● **Task requirements**: Reproduce the records below in full and without edits, omitting images.

● **Dataset rows**:
## START
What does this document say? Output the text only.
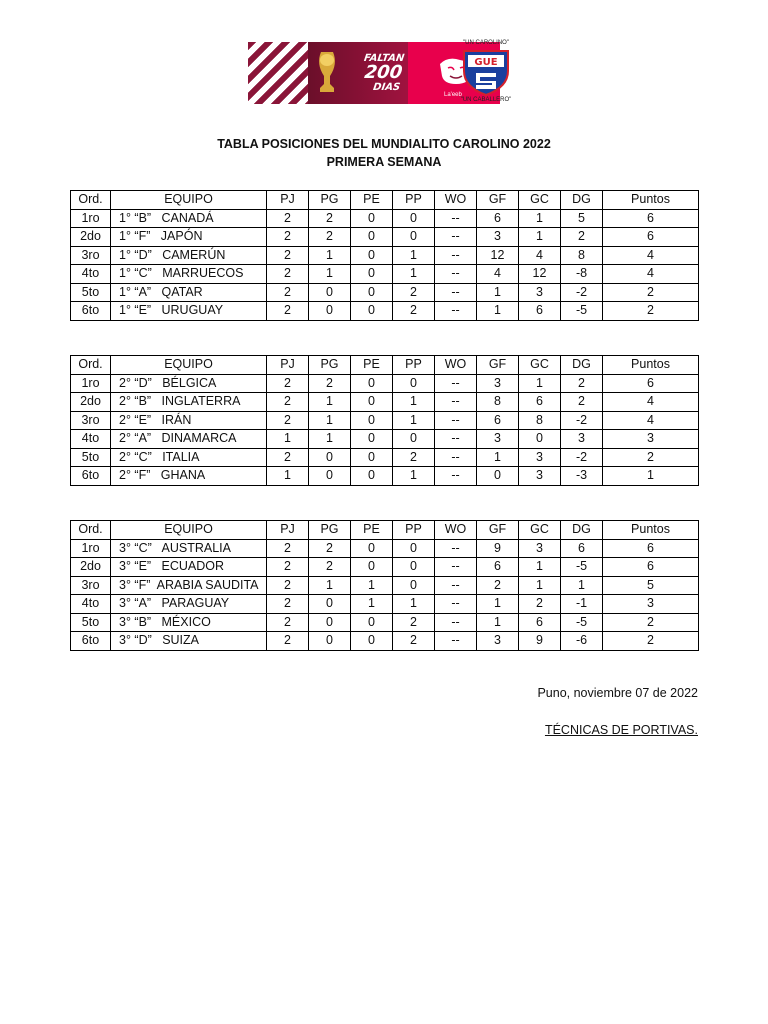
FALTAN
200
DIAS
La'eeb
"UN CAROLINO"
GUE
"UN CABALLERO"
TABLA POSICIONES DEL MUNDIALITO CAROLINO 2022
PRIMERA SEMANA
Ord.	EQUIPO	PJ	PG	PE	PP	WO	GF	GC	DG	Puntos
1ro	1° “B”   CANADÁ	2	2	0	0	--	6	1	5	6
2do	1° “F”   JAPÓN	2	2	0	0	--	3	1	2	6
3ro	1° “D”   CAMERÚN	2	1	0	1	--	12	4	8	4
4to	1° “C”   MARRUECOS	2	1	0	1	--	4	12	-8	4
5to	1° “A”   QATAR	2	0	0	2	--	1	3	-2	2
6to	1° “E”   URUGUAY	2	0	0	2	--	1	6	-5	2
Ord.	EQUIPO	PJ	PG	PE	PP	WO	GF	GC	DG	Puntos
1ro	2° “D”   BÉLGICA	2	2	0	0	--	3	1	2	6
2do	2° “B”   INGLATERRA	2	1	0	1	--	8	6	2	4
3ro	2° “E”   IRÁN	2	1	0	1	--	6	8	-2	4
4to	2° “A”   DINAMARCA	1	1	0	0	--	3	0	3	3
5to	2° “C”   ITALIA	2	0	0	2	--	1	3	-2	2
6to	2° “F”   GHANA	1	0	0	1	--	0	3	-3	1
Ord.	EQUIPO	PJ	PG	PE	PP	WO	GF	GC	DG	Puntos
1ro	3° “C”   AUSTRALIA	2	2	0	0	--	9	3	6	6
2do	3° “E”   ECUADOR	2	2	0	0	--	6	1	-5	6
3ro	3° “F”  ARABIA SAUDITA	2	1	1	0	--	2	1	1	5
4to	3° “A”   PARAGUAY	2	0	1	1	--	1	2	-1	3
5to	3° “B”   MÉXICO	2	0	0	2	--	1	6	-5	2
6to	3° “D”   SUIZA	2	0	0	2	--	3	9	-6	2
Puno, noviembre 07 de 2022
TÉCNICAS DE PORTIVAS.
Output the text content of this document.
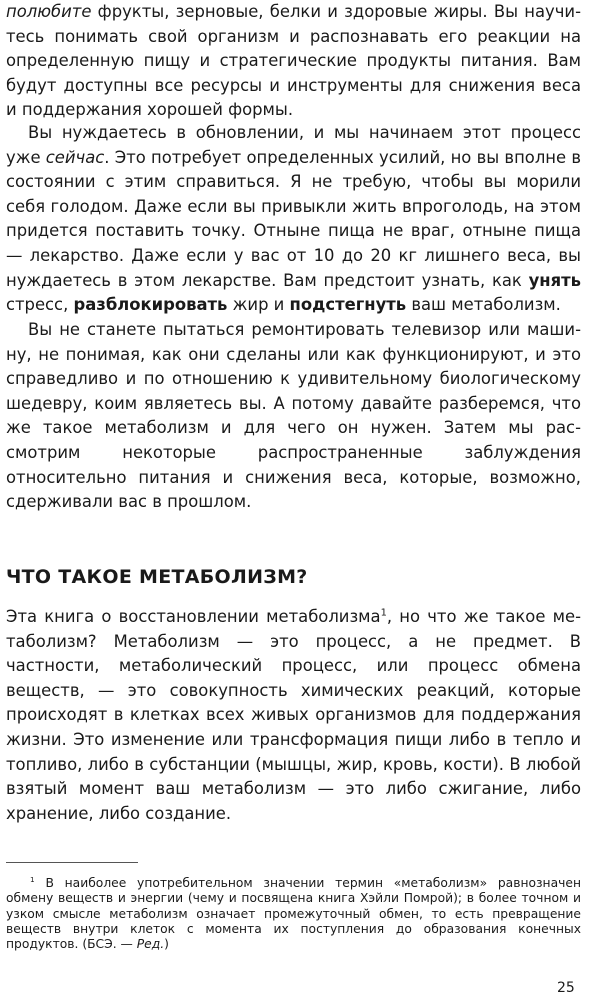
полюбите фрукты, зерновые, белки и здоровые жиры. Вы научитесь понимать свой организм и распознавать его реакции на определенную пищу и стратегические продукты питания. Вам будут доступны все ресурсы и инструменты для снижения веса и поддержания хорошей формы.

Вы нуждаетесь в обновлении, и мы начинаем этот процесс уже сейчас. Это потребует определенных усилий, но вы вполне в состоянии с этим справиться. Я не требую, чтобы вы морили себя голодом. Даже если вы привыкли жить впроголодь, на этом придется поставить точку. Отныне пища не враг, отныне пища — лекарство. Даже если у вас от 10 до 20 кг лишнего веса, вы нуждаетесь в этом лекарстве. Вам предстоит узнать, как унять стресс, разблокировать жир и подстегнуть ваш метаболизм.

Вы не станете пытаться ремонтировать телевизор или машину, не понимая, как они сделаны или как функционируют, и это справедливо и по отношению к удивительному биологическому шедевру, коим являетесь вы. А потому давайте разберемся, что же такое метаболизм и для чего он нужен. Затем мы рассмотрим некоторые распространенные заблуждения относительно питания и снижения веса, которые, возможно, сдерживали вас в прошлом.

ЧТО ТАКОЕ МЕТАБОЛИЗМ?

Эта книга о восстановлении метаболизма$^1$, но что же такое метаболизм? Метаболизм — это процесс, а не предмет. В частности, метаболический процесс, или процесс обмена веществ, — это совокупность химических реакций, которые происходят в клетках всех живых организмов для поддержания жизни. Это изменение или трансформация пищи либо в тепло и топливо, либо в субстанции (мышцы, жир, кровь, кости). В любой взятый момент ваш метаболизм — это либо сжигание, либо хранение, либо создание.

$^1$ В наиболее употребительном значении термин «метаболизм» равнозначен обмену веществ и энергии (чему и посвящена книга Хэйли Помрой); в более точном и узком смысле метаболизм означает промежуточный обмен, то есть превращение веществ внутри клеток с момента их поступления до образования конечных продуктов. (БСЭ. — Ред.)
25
## END
● **Exercise answer**:
What does this document say? Output the text only.
FALTAN
200
DIAS
La'eeb
"UN CAROLINO"
GUE
"UN CABALLERO"
TABLA POSICIONES DEL MUNDIALITO CAROLINO 2022
PRIMERA SEMANA
Ord.	EQUIPO	PJ	PG	PE	PP	WO	GF	GC	DG	Puntos
1ro	1° “B”   CANADÁ	2	2	0	0	--	6	1	5	6
2do	1° “F”   JAPÓN	2	2	0	0	--	3	1	2	6
3ro	1° “D”   CAMERÚN	2	1	0	1	--	12	4	8	4
4to	1° “C”   MARRUECOS	2	1	0	1	--	4	12	-8	4
5to	1° “A”   QATAR	2	0	0	2	--	1	3	-2	2
6to	1° “E”   URUGUAY	2	0	0	2	--	1	6	-5	2
Ord.	EQUIPO	PJ	PG	PE	PP	WO	GF	GC	DG	Puntos
1ro	2° “D”   BÉLGICA	2	2	0	0	--	3	1	2	6
2do	2° “B”   INGLATERRA	2	1	0	1	--	8	6	2	4
3ro	2° “E”   IRÁN	2	1	0	1	--	6	8	-2	4
4to	2° “A”   DINAMARCA	1	1	0	0	--	3	0	3	3
5to	2° “C”   ITALIA	2	0	0	2	--	1	3	-2	2
6to	2° “F”   GHANA	1	0	0	1	--	0	3	-3	1
Ord.	EQUIPO	PJ	PG	PE	PP	WO	GF	GC	DG	Puntos
1ro	3° “C”   AUSTRALIA	2	2	0	0	--	9	3	6	6
2do	3° “E”   ECUADOR	2	2	0	0	--	6	1	-5	6
3ro	3° “F”  ARABIA SAUDITA	2	1	1	0	--	2	1	1	5
4to	3° “A”   PARAGUAY	2	0	1	1	--	1	2	-1	3
5to	3° “B”   MÉXICO	2	0	0	2	--	1	6	-5	2
6to	3° “D”   SUIZA	2	0	0	2	--	3	9	-6	2
Puno, noviembre 07 de 2022
TÉCNICAS DE PORTIVAS.
Output the text content of this document.
полюбите фрукты, зерновые, белки и здоровые жиры. Вы научитесь понимать свой организм и распознавать его реакции на определенную пищу и стратегические продукты питания. Вам будут доступны все ресурсы и инструменты для снижения веса и поддержания хорошей формы.

Вы нуждаетесь в обновлении, и мы начинаем этот процесс уже сейчас. Это потребует определенных усилий, но вы вполне в состоянии с этим справиться. Я не требую, чтобы вы морили себя голодом. Даже если вы привыкли жить впроголодь, на этом придется поставить точку. Отныне пища не враг, отныне пища — лекарство. Даже если у вас от 10 до 20 кг лишнего веса, вы нуждаетесь в этом лекарстве. Вам предстоит узнать, как унять стресс, разблокировать жир и подстегнуть ваш метаболизм.

Вы не станете пытаться ремонтировать телевизор или машину, не понимая, как они сделаны или как функционируют, и это справедливо и по отношению к удивительному биологическому шедевру, коим являетесь вы. А потому давайте разберемся, что же такое метаболизм и для чего он нужен. Затем мы рассмотрим некоторые распространенные заблуждения относительно питания и снижения веса, которые, возможно, сдерживали вас в прошлом.

ЧТО ТАКОЕ МЕТАБОЛИЗМ?

Эта книга о восстановлении метаболизма$^1$, но что же такое метаболизм? Метаболизм — это процесс, а не предмет. В частности, метаболический процесс, или процесс обмена веществ, — это совокупность химических реакций, которые происходят в клетках всех живых организмов для поддержания жизни. Это изменение или трансформация пищи либо в тепло и топливо, либо в субстанции (мышцы, жир, кровь, кости). В любой взятый момент ваш метаболизм — это либо сжигание, либо хранение, либо создание.

$^1$ В наиболее употребительном значении термин «метаболизм» равнозначен обмену веществ и энергии (чему и посвящена книга Хэйли Помрой); в более точном и узком смысле метаболизм означает промежуточный обмен, то есть превращение веществ внутри клеток с момента их поступления до образования конечных продуктов. (БСЭ. — Ред.)
25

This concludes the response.